## Written task
State only how many lines below include the string "What".

## Data listing
[START]

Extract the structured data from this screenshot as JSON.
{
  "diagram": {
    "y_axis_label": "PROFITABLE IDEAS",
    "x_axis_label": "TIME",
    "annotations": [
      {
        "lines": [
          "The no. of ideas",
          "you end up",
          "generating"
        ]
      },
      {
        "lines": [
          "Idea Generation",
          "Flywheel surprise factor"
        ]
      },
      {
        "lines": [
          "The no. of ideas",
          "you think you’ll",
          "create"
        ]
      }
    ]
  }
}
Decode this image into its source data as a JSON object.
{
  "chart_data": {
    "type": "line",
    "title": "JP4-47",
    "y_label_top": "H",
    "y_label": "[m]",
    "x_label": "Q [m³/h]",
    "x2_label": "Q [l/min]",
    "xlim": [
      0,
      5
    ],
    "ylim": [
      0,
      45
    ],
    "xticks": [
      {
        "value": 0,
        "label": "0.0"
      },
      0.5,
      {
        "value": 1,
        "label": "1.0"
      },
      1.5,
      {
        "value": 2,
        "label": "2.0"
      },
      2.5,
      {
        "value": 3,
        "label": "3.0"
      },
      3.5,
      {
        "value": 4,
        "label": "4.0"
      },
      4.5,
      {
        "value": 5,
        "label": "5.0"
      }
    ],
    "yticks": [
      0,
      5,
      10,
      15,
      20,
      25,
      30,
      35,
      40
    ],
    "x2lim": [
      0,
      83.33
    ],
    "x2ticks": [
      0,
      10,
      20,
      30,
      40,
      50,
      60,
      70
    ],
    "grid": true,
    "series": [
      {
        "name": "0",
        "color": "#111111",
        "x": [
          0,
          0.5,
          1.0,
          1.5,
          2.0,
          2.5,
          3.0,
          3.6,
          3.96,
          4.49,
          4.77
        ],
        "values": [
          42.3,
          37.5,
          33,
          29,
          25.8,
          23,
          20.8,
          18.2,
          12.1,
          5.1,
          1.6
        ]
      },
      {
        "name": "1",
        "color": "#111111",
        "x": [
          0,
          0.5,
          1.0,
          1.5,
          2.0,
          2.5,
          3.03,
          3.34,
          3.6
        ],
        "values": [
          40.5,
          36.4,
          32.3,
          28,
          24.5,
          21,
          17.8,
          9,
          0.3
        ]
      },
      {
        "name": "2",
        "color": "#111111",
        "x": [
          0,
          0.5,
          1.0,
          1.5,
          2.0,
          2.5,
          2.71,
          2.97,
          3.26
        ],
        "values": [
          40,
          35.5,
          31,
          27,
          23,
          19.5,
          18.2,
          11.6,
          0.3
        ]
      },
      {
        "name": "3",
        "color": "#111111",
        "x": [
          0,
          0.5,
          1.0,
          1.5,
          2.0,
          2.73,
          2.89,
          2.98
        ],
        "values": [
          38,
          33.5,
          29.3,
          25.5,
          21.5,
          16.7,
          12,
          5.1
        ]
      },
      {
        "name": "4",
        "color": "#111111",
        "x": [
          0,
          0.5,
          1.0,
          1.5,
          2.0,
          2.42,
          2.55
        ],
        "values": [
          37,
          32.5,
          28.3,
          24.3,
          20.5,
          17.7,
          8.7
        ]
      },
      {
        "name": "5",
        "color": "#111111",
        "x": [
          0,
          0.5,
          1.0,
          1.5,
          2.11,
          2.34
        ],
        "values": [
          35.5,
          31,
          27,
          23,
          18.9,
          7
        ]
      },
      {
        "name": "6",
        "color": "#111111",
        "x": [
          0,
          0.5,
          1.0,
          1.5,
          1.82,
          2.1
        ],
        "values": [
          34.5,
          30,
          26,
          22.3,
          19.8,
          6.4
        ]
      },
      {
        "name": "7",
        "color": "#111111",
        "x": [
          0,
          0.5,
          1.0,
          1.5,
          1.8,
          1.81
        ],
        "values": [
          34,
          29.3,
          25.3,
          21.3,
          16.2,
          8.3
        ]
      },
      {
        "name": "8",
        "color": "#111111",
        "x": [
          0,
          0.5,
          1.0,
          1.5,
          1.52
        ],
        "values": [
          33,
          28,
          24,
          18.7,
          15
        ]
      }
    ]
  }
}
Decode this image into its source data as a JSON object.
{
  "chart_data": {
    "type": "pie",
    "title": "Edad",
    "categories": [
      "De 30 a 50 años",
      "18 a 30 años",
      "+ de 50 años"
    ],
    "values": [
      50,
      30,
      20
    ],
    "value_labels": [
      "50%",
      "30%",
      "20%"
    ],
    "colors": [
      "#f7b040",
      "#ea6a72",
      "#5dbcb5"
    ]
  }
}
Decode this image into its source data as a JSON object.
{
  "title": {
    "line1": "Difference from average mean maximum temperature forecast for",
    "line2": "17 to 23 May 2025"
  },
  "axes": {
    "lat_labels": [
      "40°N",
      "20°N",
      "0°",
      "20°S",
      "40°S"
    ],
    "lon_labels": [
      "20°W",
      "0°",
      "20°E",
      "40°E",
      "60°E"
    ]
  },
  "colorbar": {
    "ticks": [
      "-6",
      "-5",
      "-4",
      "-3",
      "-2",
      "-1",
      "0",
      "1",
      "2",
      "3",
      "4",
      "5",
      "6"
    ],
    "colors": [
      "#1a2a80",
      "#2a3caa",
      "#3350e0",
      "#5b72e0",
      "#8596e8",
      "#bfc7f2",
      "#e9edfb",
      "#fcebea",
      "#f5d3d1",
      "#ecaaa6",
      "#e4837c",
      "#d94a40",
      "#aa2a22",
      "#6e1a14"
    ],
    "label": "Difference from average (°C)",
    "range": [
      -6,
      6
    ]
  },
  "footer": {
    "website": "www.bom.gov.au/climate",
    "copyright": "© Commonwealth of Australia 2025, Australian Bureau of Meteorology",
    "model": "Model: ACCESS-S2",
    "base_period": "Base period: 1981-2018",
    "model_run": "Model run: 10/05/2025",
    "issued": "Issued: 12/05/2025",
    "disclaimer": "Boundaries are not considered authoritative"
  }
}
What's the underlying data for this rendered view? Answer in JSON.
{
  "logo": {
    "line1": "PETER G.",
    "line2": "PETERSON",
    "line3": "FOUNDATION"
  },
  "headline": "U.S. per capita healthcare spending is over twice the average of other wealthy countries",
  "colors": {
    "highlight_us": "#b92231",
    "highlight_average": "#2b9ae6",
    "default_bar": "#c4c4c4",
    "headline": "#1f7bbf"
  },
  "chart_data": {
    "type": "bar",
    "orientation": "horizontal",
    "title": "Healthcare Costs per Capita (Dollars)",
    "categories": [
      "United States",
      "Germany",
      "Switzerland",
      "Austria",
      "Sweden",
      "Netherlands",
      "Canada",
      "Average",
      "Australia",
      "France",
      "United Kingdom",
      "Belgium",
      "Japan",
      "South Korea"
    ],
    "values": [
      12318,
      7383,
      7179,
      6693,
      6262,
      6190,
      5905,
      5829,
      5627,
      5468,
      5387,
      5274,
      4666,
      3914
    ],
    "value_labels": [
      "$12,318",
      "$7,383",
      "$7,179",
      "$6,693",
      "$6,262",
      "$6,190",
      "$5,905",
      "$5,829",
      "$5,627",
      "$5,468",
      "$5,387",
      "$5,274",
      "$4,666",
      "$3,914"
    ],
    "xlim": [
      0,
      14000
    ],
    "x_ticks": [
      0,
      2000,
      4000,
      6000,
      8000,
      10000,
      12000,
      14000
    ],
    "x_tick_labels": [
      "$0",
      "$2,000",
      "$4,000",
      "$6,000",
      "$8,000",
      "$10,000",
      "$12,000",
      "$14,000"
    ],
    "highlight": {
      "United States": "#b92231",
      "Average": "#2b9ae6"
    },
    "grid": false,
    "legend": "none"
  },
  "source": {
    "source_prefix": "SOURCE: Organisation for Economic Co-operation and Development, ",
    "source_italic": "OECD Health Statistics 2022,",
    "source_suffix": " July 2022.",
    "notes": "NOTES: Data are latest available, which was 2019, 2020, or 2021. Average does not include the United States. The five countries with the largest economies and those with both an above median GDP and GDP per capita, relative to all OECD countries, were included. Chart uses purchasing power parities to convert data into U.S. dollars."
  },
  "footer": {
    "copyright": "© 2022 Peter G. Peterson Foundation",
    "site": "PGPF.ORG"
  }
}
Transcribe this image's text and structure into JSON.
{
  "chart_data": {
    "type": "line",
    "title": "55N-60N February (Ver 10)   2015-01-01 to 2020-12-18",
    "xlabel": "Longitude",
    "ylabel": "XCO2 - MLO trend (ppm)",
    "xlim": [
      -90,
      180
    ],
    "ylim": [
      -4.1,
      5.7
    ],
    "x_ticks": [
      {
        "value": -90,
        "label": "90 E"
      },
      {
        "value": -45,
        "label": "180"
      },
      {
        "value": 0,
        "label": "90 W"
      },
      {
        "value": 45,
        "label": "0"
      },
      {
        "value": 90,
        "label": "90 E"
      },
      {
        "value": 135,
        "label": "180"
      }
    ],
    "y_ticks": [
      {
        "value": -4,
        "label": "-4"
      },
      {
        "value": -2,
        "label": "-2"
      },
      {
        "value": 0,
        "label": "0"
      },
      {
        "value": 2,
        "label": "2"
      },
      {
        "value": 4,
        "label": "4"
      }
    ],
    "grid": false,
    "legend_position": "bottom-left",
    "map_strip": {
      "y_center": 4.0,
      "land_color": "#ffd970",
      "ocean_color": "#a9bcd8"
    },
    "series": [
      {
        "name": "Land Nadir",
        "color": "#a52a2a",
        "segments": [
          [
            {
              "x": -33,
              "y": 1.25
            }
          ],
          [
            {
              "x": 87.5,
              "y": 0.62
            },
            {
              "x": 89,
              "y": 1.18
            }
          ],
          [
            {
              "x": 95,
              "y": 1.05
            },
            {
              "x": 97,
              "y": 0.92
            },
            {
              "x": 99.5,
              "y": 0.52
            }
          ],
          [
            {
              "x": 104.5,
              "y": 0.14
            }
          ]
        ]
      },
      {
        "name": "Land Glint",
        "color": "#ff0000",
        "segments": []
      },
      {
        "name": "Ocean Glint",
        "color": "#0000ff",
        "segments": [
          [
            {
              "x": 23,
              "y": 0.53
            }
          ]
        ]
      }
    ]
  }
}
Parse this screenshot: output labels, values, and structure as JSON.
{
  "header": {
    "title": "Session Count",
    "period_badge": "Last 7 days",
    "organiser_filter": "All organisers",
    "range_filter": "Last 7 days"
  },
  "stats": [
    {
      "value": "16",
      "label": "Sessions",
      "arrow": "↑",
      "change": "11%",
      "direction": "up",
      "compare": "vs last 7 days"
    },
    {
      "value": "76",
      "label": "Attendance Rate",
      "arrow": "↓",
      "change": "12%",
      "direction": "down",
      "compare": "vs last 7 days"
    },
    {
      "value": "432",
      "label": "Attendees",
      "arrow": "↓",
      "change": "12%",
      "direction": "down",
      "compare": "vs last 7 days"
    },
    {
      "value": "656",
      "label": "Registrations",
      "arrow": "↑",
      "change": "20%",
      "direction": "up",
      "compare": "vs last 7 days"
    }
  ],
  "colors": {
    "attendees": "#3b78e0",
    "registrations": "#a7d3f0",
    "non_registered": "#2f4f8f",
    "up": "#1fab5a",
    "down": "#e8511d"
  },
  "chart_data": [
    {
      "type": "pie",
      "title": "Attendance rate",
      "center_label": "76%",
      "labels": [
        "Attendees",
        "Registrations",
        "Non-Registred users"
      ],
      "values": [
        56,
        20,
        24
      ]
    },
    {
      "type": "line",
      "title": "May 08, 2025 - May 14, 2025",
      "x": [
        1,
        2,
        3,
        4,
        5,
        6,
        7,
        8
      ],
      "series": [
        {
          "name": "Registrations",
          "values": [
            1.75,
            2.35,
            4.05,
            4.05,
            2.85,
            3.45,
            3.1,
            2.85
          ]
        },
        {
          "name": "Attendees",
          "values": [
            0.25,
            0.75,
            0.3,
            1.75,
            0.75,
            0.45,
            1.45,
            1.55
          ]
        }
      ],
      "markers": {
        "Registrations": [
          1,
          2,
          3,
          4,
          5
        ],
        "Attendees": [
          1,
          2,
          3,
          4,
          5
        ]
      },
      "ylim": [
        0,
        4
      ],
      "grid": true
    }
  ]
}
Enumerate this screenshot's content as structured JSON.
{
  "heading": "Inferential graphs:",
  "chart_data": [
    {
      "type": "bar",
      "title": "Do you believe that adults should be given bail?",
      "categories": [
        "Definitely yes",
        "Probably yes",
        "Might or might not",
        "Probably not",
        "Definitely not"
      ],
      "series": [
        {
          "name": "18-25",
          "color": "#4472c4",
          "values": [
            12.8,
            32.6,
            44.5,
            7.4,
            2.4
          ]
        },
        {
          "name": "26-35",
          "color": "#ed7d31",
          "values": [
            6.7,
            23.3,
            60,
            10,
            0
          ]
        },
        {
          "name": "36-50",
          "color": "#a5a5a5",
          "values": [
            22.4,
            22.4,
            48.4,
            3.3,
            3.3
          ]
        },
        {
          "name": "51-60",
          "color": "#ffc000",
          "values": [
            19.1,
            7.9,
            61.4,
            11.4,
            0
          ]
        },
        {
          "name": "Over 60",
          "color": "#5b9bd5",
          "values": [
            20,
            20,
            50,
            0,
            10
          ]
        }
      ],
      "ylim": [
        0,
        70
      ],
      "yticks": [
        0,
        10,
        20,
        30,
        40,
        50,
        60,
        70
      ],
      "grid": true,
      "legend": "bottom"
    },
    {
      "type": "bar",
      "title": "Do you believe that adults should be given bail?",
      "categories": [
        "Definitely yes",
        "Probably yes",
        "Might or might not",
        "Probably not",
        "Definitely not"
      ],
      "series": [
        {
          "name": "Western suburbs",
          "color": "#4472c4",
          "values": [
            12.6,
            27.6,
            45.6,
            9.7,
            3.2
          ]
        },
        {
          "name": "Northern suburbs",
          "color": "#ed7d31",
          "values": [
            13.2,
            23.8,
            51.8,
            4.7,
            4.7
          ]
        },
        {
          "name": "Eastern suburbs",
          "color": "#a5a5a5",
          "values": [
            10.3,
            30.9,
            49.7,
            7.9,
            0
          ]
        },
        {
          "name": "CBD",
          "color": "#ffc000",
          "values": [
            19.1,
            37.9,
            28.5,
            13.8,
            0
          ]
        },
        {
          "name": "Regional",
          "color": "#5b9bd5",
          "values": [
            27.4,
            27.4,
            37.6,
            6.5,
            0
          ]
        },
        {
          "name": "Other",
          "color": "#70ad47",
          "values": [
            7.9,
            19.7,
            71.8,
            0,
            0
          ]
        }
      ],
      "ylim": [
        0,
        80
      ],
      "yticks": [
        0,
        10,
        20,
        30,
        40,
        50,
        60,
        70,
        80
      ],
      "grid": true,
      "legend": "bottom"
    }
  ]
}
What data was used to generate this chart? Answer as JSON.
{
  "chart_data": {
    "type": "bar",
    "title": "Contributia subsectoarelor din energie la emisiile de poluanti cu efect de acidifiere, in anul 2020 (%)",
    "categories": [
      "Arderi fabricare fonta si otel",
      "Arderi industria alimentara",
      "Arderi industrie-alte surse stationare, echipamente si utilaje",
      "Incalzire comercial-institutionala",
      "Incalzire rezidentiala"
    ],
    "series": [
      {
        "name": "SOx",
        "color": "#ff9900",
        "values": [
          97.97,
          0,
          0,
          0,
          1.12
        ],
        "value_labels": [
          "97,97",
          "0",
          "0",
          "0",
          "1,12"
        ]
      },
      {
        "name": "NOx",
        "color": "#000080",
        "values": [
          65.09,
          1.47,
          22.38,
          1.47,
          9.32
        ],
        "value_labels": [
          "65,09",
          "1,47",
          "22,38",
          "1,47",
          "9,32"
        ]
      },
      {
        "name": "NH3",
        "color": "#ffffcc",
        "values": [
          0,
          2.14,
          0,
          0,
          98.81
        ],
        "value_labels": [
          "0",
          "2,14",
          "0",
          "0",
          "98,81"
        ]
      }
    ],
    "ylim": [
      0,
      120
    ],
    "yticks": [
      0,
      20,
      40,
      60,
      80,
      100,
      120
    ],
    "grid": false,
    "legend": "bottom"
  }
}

[END]

## Response to the task
2